Aim> Count, in the entries, the lines with "title". Answer with the number only.

+++ Dataset

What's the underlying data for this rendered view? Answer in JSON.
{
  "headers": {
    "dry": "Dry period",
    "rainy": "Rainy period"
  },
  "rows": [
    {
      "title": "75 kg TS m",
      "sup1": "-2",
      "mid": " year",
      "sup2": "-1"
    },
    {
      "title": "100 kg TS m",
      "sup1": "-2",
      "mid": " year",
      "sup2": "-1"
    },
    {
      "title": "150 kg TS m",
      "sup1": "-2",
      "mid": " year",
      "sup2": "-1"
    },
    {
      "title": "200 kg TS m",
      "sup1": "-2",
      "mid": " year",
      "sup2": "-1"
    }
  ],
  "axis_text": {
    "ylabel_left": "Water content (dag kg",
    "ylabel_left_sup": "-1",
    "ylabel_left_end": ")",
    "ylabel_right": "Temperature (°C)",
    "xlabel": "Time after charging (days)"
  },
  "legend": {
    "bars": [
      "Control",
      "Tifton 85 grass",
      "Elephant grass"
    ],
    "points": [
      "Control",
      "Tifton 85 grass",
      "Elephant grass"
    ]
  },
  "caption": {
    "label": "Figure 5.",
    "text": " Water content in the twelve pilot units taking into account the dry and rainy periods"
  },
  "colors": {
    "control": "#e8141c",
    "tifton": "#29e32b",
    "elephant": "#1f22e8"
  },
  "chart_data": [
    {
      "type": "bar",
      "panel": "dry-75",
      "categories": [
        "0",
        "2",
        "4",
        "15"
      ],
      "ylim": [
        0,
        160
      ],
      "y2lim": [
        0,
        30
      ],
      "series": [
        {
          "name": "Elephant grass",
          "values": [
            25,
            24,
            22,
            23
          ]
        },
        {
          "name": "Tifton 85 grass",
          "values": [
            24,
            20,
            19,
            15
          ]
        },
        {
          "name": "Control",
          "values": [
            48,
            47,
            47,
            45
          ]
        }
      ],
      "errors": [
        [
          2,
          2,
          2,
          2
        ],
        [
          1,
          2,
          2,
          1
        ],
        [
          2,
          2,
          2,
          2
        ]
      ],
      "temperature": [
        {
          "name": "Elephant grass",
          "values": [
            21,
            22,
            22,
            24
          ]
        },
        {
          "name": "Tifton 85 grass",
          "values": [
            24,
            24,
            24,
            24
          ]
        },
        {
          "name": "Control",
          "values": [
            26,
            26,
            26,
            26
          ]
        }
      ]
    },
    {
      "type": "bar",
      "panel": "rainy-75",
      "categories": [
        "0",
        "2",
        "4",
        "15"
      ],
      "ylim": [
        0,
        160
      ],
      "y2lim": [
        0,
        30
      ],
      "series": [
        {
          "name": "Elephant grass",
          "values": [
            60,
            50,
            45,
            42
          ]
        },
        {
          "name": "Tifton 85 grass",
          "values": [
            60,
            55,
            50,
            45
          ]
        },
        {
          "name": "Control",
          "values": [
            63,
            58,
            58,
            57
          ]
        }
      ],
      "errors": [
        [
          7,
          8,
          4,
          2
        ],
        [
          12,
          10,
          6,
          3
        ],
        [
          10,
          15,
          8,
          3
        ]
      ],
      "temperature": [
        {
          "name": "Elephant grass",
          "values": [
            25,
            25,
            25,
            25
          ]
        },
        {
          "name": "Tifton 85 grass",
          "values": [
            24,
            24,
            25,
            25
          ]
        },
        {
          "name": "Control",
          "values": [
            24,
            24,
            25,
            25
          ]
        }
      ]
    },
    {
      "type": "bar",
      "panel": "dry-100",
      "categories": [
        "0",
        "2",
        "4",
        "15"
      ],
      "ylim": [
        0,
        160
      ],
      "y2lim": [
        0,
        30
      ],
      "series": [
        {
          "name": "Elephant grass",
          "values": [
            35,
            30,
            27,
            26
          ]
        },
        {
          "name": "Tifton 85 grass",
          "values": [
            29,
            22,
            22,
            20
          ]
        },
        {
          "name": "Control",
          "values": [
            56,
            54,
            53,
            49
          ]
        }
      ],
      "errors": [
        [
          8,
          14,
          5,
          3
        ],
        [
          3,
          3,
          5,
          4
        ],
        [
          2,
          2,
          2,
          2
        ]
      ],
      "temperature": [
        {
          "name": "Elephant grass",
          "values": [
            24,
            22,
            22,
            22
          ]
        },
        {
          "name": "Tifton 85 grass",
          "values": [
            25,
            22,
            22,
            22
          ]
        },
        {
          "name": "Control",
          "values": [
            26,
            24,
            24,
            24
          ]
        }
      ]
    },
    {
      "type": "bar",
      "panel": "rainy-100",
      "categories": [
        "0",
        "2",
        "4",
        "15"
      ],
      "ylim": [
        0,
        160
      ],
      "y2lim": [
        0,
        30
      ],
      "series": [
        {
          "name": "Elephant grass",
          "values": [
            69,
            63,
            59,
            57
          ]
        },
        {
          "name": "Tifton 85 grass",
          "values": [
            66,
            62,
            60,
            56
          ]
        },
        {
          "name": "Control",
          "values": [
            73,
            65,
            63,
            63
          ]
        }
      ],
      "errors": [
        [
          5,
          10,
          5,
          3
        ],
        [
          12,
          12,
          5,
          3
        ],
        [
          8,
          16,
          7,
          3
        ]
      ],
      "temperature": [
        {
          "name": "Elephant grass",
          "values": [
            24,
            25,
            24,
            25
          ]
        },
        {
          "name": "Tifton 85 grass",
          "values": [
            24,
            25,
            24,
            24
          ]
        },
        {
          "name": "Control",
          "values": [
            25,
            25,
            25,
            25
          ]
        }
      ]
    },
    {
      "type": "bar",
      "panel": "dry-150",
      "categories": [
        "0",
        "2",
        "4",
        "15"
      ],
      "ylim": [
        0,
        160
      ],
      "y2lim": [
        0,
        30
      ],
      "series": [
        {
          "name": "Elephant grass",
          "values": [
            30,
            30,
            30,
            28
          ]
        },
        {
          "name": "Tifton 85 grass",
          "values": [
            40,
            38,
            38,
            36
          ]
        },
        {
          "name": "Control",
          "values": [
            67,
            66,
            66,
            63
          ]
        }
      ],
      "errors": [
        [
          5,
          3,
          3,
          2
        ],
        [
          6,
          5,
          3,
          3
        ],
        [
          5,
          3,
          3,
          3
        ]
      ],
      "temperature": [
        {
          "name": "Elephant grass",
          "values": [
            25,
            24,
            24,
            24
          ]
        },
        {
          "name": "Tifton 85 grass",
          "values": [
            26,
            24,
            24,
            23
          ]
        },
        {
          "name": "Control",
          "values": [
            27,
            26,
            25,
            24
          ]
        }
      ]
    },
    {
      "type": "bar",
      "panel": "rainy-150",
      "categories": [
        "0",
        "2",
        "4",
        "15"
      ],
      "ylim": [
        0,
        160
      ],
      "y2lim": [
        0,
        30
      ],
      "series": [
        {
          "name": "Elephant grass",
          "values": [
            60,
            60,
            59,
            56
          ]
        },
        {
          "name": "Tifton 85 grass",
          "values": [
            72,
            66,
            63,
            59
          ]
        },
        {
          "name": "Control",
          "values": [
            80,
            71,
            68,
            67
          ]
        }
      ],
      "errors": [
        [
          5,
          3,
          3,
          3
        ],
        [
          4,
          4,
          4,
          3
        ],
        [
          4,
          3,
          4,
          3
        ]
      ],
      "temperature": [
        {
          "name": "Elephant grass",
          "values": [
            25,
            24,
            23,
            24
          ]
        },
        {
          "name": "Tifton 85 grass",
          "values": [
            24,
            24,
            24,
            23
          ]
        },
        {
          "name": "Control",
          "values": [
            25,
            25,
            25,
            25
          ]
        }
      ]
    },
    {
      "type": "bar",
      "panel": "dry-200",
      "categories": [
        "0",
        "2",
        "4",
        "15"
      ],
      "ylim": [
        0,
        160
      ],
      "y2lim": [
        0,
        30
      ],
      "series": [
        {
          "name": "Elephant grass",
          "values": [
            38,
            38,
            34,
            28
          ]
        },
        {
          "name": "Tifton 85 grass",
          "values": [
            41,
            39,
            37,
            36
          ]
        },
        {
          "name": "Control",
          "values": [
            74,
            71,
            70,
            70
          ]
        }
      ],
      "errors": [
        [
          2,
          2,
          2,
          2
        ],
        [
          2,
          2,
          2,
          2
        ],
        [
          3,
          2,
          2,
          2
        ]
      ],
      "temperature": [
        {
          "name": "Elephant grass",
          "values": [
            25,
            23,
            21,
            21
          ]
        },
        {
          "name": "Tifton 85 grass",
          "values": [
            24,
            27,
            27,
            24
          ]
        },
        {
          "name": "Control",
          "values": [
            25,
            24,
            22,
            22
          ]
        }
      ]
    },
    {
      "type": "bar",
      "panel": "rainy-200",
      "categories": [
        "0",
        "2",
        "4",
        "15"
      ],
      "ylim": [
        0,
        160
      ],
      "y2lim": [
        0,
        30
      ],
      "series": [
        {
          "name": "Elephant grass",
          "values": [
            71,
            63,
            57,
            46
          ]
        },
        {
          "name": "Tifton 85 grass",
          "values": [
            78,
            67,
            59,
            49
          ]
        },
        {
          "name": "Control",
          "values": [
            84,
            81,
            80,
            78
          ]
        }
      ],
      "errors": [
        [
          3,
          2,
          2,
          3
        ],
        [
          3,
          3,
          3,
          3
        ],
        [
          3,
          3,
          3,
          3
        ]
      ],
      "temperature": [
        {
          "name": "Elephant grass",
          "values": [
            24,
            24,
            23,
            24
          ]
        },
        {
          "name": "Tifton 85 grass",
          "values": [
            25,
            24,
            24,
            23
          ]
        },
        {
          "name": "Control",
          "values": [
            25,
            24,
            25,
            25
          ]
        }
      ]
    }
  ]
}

++++++

Result for this exercise> 4